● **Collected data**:
- - - - -

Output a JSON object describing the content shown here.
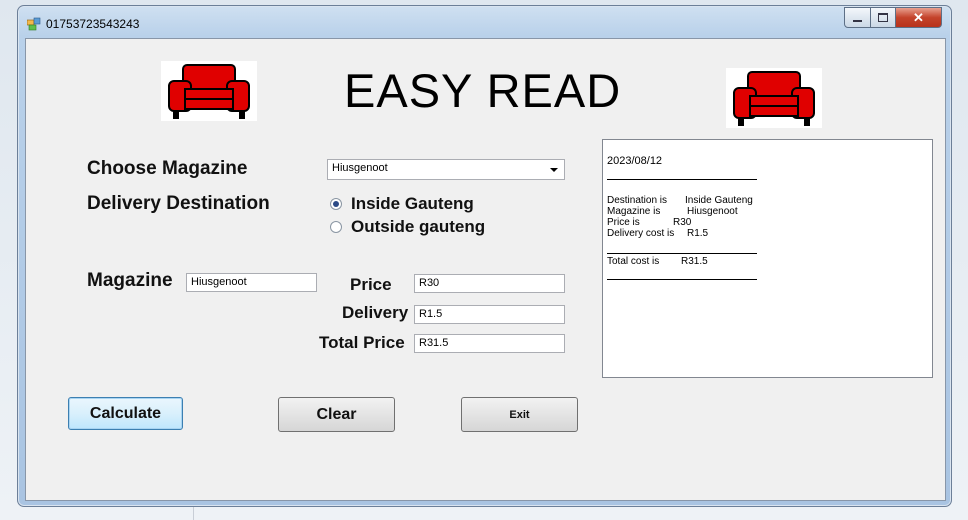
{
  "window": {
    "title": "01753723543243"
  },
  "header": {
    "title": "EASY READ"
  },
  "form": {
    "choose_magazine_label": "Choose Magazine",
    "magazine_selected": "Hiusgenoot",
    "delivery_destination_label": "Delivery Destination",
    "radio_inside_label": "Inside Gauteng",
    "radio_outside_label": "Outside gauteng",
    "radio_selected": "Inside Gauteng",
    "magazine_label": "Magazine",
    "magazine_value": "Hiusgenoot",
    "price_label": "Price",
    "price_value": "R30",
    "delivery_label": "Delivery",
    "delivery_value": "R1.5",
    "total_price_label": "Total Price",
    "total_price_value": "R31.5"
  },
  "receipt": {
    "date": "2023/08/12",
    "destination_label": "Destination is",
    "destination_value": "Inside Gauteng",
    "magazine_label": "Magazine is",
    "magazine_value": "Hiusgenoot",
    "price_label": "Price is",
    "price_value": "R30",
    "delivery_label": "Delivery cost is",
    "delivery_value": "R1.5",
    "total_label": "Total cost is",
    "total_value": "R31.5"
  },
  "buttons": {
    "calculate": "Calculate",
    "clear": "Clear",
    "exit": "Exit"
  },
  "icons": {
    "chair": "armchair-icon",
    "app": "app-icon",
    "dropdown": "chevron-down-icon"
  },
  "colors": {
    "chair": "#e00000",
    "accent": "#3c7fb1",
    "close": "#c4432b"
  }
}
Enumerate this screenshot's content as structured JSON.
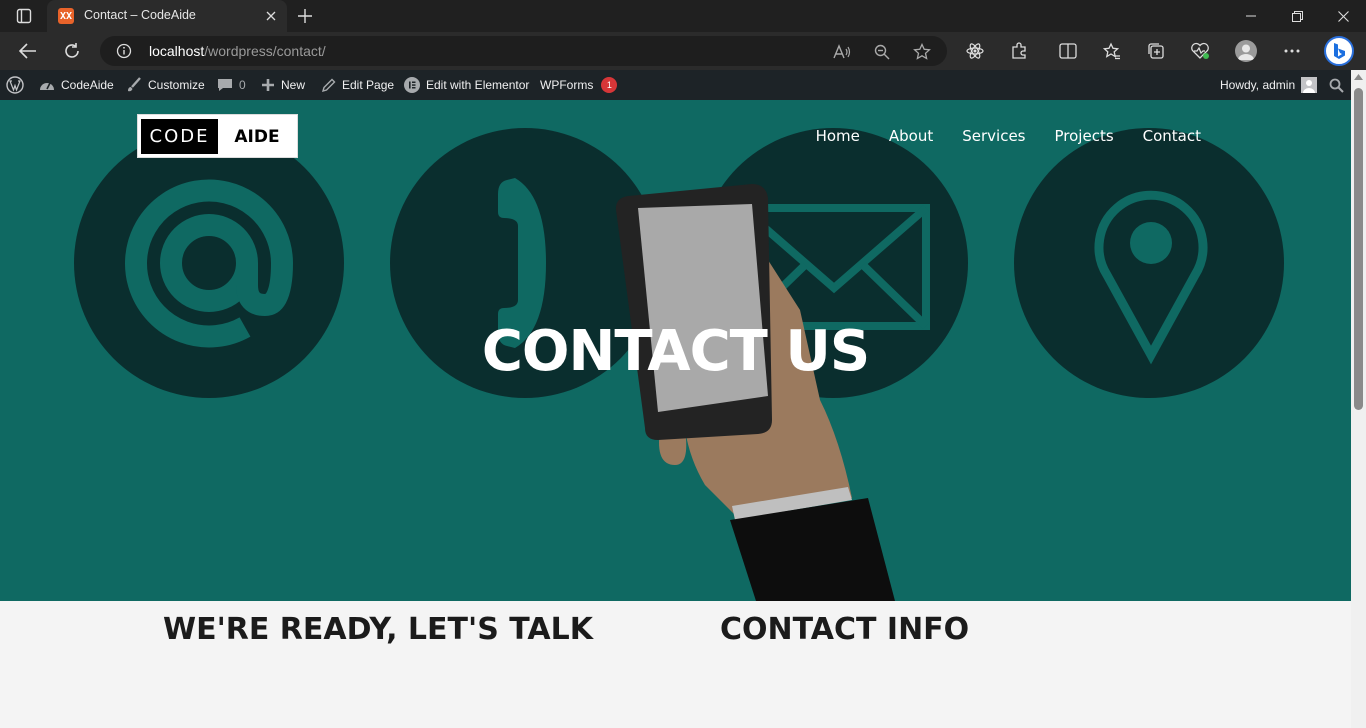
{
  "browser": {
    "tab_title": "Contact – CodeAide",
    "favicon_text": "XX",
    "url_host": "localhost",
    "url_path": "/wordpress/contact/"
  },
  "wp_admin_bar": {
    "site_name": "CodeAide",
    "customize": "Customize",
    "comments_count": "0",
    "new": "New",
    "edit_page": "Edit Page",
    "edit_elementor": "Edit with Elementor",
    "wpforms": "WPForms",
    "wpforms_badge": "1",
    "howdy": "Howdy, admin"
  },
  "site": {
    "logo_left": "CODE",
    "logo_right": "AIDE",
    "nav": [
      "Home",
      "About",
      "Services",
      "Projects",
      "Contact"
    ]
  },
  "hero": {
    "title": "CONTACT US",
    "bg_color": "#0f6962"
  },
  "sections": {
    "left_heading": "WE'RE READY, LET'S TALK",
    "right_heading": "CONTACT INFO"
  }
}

- - - - -

● **EXERCISE TASK**: The listing above must be printed again exactly, minus its pictures.

● **SOLUTION**:
Output a JSON object describing the content shown here.
{
  "window": {
    "title": "01753723543243"
  },
  "header": {
    "title": "EASY READ"
  },
  "form": {
    "choose_magazine_label": "Choose Magazine",
    "magazine_selected": "Hiusgenoot",
    "delivery_destination_label": "Delivery Destination",
    "radio_inside_label": "Inside Gauteng",
    "radio_outside_label": "Outside gauteng",
    "radio_selected": "Inside Gauteng",
    "magazine_label": "Magazine",
    "magazine_value": "Hiusgenoot",
    "price_label": "Price",
    "price_value": "R30",
    "delivery_label": "Delivery",
    "delivery_value": "R1.5",
    "total_price_label": "Total Price",
    "total_price_value": "R31.5"
  },
  "receipt": {
    "date": "2023/08/12",
    "destination_label": "Destination is",
    "destination_value": "Inside Gauteng",
    "magazine_label": "Magazine is",
    "magazine_value": "Hiusgenoot",
    "price_label": "Price is",
    "price_value": "R30",
    "delivery_label": "Delivery cost is",
    "delivery_value": "R1.5",
    "total_label": "Total cost is",
    "total_value": "R31.5"
  },
  "buttons": {
    "calculate": "Calculate",
    "clear": "Clear",
    "exit": "Exit"
  },
  "icons": {
    "chair": "armchair-icon",
    "app": "app-icon",
    "dropdown": "chevron-down-icon"
  },
  "colors": {
    "chair": "#e00000",
    "accent": "#3c7fb1",
    "close": "#c4432b"
  }
}
Enumerate this screenshot's content as structured JSON.
{
  "browser": {
    "tab_title": "Contact – CodeAide",
    "favicon_text": "XX",
    "url_host": "localhost",
    "url_path": "/wordpress/contact/"
  },
  "wp_admin_bar": {
    "site_name": "CodeAide",
    "customize": "Customize",
    "comments_count": "0",
    "new": "New",
    "edit_page": "Edit Page",
    "edit_elementor": "Edit with Elementor",
    "wpforms": "WPForms",
    "wpforms_badge": "1",
    "howdy": "Howdy, admin"
  },
  "site": {
    "logo_left": "CODE",
    "logo_right": "AIDE",
    "nav": [
      "Home",
      "About",
      "Services",
      "Projects",
      "Contact"
    ]
  },
  "hero": {
    "title": "CONTACT US",
    "bg_color": "#0f6962"
  },
  "sections": {
    "left_heading": "WE'RE READY, LET'S TALK",
    "right_heading": "CONTACT INFO"
  }
}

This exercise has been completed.